▶ [課題の目的]:
下の検討用の文章を読み、次の問いにそれぞれ答えよ。
1. 研究はどのような研究デザインで行われたか。
2. APOEは何をコードする遺伝子か。
3. 報告はどの雑誌の何年何月何日号に掲載されたか。

▶ [検討用の文章]:

>>>>>

常染色体優性遺伝性アルツハイマー病に関連するPSEN1E280A変異保因家系において、アポリポ蛋白E3クライストチャーチ変異体(APOE3Ch)を1コピー有するヘテロ接合体保有者では認知機能障害の発症が遅いことを、米国・ハーバード大学医学大学院のYakeel T. Quiroz氏らがレトロスペクティブコホート研究で明らかにした。アポリポ蛋白EをコードするAPOEとプレセニリン1をコードするPSEN1の変異はアルツハイマー病のリスクを変化させる。著者らは先行研究にて、PSEN1E280A変異による常染色体優性遺伝性アルツハイマー病患者において、APOE3Chを2コピー有するホモ接合体患者における認知機能障害の発症遅延を報告していた。NEJM誌2024年6月19日号掲載の報告。

<<<<<

▶ [提供データ]:
>>>>>

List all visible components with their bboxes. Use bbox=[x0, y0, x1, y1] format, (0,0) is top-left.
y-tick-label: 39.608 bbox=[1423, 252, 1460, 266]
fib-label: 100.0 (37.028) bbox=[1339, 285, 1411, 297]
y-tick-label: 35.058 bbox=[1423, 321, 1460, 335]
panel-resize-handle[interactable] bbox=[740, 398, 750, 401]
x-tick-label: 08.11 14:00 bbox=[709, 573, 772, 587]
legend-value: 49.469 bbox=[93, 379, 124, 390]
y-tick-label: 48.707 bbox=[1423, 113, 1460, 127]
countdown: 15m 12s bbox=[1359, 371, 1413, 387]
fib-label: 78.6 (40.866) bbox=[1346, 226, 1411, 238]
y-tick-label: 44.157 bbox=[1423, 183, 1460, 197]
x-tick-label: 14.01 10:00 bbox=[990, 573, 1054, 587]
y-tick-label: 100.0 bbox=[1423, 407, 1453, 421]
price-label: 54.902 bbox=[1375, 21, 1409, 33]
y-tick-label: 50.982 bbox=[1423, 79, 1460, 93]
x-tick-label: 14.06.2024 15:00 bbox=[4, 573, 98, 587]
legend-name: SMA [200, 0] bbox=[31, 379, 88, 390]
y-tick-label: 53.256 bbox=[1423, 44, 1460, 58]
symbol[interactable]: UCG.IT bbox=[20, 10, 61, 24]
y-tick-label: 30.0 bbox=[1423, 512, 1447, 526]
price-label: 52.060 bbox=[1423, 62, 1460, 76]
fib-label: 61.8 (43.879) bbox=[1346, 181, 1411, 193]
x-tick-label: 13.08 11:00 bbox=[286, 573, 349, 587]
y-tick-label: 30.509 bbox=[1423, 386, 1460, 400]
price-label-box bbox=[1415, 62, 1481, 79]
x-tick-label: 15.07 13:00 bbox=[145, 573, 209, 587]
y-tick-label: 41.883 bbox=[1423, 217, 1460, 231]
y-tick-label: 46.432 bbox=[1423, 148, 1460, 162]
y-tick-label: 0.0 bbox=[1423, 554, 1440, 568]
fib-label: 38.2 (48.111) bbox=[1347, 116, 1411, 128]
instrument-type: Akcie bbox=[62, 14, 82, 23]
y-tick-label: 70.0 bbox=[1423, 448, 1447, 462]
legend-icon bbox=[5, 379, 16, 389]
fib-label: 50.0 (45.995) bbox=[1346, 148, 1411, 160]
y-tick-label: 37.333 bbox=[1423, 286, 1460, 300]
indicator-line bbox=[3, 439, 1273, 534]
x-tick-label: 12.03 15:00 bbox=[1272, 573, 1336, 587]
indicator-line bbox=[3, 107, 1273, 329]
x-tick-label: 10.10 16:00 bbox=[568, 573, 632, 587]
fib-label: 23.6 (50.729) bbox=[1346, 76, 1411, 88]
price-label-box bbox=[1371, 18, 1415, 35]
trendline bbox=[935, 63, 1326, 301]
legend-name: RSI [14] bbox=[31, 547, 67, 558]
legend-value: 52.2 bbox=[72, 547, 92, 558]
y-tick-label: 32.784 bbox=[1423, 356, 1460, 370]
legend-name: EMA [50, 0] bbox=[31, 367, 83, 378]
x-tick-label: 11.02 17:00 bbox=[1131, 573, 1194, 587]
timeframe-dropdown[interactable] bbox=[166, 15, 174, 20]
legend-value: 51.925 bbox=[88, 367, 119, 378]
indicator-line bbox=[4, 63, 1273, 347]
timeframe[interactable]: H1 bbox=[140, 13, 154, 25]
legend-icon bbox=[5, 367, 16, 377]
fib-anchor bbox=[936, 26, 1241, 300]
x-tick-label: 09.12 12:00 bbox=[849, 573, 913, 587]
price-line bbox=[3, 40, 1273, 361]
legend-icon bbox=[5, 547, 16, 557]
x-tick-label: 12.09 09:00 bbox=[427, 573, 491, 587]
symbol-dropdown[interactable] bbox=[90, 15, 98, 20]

<<<<<

▶ [本課題の解答]:
1. レトロスペクティブコホート研究
2. アポリポ蛋白E
3. NEJM誌2024年6月19日号